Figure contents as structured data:
>> Begin

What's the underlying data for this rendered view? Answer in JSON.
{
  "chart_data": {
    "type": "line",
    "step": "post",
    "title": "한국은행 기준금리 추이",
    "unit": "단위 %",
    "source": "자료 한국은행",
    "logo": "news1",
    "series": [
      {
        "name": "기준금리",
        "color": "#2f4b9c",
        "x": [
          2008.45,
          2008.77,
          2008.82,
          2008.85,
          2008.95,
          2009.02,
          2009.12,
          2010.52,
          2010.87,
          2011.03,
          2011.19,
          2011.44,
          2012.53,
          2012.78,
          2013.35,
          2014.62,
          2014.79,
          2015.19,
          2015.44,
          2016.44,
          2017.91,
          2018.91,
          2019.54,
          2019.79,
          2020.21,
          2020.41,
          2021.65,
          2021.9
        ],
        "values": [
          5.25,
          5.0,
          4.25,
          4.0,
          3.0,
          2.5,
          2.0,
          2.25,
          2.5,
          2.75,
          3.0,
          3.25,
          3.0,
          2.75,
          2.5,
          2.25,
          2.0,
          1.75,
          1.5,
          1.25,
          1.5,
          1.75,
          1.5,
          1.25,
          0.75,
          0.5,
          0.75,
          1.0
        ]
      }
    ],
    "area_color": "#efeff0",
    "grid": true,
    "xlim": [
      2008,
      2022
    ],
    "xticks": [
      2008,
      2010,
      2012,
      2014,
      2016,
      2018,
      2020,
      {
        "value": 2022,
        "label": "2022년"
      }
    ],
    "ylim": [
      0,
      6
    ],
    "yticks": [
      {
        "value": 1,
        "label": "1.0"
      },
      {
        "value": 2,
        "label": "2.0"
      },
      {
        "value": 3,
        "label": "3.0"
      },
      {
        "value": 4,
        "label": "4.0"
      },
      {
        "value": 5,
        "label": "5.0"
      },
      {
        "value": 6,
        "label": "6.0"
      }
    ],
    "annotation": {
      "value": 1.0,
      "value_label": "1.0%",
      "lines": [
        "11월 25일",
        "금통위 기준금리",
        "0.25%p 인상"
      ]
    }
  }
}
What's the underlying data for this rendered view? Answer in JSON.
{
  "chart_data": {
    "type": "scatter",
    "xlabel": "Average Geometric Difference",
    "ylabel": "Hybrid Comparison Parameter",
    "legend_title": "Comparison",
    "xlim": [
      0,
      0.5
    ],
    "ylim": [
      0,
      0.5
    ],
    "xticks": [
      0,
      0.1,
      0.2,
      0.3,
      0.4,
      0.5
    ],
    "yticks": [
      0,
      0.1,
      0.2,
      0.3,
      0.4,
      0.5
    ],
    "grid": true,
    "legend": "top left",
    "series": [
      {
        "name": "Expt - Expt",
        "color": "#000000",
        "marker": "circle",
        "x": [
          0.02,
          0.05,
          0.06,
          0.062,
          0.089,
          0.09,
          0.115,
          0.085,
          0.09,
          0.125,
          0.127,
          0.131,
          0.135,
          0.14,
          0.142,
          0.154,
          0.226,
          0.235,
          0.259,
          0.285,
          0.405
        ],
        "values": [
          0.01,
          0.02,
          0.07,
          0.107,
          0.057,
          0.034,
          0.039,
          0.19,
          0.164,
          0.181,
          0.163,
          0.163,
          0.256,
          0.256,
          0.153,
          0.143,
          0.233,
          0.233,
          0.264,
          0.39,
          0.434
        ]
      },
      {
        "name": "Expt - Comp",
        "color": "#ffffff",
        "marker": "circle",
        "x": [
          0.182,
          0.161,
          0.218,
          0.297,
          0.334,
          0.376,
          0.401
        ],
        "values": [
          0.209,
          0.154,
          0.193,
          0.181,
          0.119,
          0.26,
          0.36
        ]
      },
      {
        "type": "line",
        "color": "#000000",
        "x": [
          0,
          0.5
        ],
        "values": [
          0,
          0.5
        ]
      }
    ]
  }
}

>> End

§ **Instructions for the task**: What is needed here is an exact reproduction of all the entries.

§ **Exercise solution**:
What's the underlying data for this rendered view? Answer in JSON.
{
  "chart_data": {
    "type": "line",
    "step": "post",
    "title": "한국은행 기준금리 추이",
    "unit": "단위 %",
    "source": "자료 한국은행",
    "logo": "news1",
    "series": [
      {
        "name": "기준금리",
        "color": "#2f4b9c",
        "x": [
          2008.45,
          2008.77,
          2008.82,
          2008.85,
          2008.95,
          2009.02,
          2009.12,
          2010.52,
          2010.87,
          2011.03,
          2011.19,
          2011.44,
          2012.53,
          2012.78,
          2013.35,
          2014.62,
          2014.79,
          2015.19,
          2015.44,
          2016.44,
          2017.91,
          2018.91,
          2019.54,
          2019.79,
          2020.21,
          2020.41,
          2021.65,
          2021.9
        ],
        "values": [
          5.25,
          5.0,
          4.25,
          4.0,
          3.0,
          2.5,
          2.0,
          2.25,
          2.5,
          2.75,
          3.0,
          3.25,
          3.0,
          2.75,
          2.5,
          2.25,
          2.0,
          1.75,
          1.5,
          1.25,
          1.5,
          1.75,
          1.5,
          1.25,
          0.75,
          0.5,
          0.75,
          1.0
        ]
      }
    ],
    "area_color": "#efeff0",
    "grid": true,
    "xlim": [
      2008,
      2022
    ],
    "xticks": [
      2008,
      2010,
      2012,
      2014,
      2016,
      2018,
      2020,
      {
        "value": 2022,
        "label": "2022년"
      }
    ],
    "ylim": [
      0,
      6
    ],
    "yticks": [
      {
        "value": 1,
        "label": "1.0"
      },
      {
        "value": 2,
        "label": "2.0"
      },
      {
        "value": 3,
        "label": "3.0"
      },
      {
        "value": 4,
        "label": "4.0"
      },
      {
        "value": 5,
        "label": "5.0"
      },
      {
        "value": 6,
        "label": "6.0"
      }
    ],
    "annotation": {
      "value": 1.0,
      "value_label": "1.0%",
      "lines": [
        "11월 25일",
        "금통위 기준금리",
        "0.25%p 인상"
      ]
    }
  }
}
What's the underlying data for this rendered view? Answer in JSON.
{
  "chart_data": {
    "type": "scatter",
    "xlabel": "Average Geometric Difference",
    "ylabel": "Hybrid Comparison Parameter",
    "legend_title": "Comparison",
    "xlim": [
      0,
      0.5
    ],
    "ylim": [
      0,
      0.5
    ],
    "xticks": [
      0,
      0.1,
      0.2,
      0.3,
      0.4,
      0.5
    ],
    "yticks": [
      0,
      0.1,
      0.2,
      0.3,
      0.4,
      0.5
    ],
    "grid": true,
    "legend": "top left",
    "series": [
      {
        "name": "Expt - Expt",
        "color": "#000000",
        "marker": "circle",
        "x": [
          0.02,
          0.05,
          0.06,
          0.062,
          0.089,
          0.09,
          0.115,
          0.085,
          0.09,
          0.125,
          0.127,
          0.131,
          0.135,
          0.14,
          0.142,
          0.154,
          0.226,
          0.235,
          0.259,
          0.285,
          0.405
        ],
        "values": [
          0.01,
          0.02,
          0.07,
          0.107,
          0.057,
          0.034,
          0.039,
          0.19,
          0.164,
          0.181,
          0.163,
          0.163,
          0.256,
          0.256,
          0.153,
          0.143,
          0.233,
          0.233,
          0.264,
          0.39,
          0.434
        ]
      },
      {
        "name": "Expt - Comp",
        "color": "#ffffff",
        "marker": "circle",
        "x": [
          0.182,
          0.161,
          0.218,
          0.297,
          0.334,
          0.376,
          0.401
        ],
        "values": [
          0.209,
          0.154,
          0.193,
          0.181,
          0.119,
          0.26,
          0.36
        ]
      },
      {
        "type": "line",
        "color": "#000000",
        "x": [
          0,
          0.5
        ],
        "values": [
          0,
          0.5
        ]
      }
    ]
  }
}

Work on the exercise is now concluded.